[Records from a collection]
start

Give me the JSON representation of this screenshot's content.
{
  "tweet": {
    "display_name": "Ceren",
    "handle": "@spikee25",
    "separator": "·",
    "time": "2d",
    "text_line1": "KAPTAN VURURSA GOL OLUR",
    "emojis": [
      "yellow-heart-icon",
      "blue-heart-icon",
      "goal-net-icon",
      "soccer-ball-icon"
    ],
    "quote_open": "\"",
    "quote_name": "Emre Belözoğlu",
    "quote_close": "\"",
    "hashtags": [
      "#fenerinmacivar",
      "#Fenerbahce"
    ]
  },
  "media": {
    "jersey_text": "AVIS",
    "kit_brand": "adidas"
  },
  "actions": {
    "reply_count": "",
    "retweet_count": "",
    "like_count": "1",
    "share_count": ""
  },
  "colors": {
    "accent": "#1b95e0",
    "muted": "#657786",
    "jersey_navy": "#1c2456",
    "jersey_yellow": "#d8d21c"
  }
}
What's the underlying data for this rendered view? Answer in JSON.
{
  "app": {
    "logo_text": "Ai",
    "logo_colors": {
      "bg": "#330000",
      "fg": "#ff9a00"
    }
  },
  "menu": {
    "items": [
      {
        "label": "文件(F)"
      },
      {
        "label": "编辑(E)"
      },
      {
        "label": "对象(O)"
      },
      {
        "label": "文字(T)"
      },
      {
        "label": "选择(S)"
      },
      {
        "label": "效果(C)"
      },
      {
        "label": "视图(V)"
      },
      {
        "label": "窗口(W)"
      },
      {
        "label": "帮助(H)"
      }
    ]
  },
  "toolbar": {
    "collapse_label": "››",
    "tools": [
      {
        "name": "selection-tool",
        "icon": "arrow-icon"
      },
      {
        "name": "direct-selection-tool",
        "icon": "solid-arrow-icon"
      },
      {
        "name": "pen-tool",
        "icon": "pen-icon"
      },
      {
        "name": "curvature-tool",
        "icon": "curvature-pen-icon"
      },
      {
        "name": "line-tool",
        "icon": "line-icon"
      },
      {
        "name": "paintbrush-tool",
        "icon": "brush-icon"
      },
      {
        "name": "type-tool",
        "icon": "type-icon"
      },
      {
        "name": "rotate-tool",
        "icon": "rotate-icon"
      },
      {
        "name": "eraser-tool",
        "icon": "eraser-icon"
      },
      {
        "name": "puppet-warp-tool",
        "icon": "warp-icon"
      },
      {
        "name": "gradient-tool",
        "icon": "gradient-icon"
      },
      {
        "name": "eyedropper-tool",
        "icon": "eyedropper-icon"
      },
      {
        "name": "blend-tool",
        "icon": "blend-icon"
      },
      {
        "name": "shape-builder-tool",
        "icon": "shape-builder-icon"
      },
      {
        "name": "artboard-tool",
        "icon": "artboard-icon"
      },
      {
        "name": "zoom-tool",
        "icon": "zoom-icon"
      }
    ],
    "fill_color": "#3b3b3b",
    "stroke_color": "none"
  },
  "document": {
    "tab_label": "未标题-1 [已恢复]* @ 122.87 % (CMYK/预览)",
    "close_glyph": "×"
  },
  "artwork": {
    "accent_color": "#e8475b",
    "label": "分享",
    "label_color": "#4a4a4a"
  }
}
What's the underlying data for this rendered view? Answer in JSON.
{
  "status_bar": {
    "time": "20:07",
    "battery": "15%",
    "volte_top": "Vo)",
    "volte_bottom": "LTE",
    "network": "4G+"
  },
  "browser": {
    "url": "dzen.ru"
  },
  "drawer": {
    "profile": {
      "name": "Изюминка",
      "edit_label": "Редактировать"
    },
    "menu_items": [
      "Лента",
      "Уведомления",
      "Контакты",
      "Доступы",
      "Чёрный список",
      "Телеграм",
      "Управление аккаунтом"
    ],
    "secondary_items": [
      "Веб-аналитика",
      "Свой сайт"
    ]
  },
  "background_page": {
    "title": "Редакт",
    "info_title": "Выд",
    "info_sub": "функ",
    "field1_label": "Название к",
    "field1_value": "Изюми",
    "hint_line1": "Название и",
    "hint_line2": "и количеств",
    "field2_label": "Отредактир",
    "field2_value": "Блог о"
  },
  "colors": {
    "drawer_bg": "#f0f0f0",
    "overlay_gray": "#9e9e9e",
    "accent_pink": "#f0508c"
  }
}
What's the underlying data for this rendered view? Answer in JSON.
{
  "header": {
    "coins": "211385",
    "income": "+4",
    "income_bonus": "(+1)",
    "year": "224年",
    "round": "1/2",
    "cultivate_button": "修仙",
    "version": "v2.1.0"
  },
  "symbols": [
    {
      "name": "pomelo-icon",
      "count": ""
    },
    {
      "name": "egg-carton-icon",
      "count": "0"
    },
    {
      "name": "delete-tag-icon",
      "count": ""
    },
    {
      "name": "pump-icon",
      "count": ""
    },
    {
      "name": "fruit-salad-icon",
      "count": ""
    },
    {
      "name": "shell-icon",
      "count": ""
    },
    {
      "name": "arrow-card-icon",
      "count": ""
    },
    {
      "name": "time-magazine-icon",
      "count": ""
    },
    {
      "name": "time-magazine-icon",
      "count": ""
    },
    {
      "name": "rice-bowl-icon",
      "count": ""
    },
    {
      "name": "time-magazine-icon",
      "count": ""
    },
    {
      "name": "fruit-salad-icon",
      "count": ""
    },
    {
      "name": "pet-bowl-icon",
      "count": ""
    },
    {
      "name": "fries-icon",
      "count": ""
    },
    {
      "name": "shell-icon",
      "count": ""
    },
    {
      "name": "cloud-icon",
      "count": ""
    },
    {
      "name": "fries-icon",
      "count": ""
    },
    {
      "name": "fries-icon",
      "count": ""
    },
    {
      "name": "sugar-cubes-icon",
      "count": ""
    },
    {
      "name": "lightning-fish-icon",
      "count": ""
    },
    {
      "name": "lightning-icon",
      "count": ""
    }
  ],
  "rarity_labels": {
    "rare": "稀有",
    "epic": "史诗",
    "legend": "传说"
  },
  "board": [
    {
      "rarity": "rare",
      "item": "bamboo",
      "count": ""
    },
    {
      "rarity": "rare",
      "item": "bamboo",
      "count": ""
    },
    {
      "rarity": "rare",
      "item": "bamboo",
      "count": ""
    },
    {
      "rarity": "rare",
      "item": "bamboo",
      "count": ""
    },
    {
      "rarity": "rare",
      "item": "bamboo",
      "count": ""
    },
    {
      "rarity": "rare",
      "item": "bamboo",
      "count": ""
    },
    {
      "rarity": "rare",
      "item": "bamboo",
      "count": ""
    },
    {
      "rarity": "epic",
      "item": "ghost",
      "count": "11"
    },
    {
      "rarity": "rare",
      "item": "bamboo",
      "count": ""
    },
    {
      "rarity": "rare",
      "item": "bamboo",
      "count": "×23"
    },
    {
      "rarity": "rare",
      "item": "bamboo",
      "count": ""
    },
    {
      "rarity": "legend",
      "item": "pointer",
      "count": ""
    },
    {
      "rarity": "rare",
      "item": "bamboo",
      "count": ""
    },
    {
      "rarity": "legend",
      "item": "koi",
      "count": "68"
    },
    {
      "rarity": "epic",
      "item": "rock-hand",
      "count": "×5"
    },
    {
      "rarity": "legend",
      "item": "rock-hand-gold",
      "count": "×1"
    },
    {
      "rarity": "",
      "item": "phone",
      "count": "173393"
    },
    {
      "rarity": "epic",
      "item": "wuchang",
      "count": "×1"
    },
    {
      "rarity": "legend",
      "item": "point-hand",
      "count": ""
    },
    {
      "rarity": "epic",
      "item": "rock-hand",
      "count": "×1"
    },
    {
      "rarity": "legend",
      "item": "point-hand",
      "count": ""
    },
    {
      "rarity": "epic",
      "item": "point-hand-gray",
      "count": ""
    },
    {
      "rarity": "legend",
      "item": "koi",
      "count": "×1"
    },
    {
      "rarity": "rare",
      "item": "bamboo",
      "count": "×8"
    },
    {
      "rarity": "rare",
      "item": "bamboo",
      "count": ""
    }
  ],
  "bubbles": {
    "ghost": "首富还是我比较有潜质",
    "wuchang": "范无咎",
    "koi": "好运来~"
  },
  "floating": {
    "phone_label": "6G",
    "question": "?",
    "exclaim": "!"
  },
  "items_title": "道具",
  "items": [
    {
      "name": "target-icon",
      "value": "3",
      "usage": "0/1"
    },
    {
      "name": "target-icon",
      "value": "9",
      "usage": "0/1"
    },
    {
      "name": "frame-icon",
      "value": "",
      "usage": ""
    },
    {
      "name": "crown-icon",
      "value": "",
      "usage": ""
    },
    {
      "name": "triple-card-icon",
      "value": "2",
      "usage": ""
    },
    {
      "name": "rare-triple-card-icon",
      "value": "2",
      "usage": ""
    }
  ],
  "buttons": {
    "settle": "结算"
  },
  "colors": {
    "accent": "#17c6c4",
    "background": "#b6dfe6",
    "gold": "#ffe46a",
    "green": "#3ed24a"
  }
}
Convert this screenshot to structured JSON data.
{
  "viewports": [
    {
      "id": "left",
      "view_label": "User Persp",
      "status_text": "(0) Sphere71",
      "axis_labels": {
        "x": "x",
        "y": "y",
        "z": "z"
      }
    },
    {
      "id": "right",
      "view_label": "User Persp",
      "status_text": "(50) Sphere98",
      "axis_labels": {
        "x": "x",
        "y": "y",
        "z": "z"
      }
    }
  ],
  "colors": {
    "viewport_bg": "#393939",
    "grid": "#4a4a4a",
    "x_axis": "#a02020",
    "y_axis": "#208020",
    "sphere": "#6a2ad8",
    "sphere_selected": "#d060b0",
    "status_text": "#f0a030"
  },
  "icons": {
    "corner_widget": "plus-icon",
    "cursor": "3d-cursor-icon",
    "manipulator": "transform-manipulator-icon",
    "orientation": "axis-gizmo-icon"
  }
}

end

**Written problem**.
Identify the lines of the data that contain the word "gradient". Copy each of them.

**Output of the exercise**.
        "name": "gradient-tool",
        "icon": "gradient-icon"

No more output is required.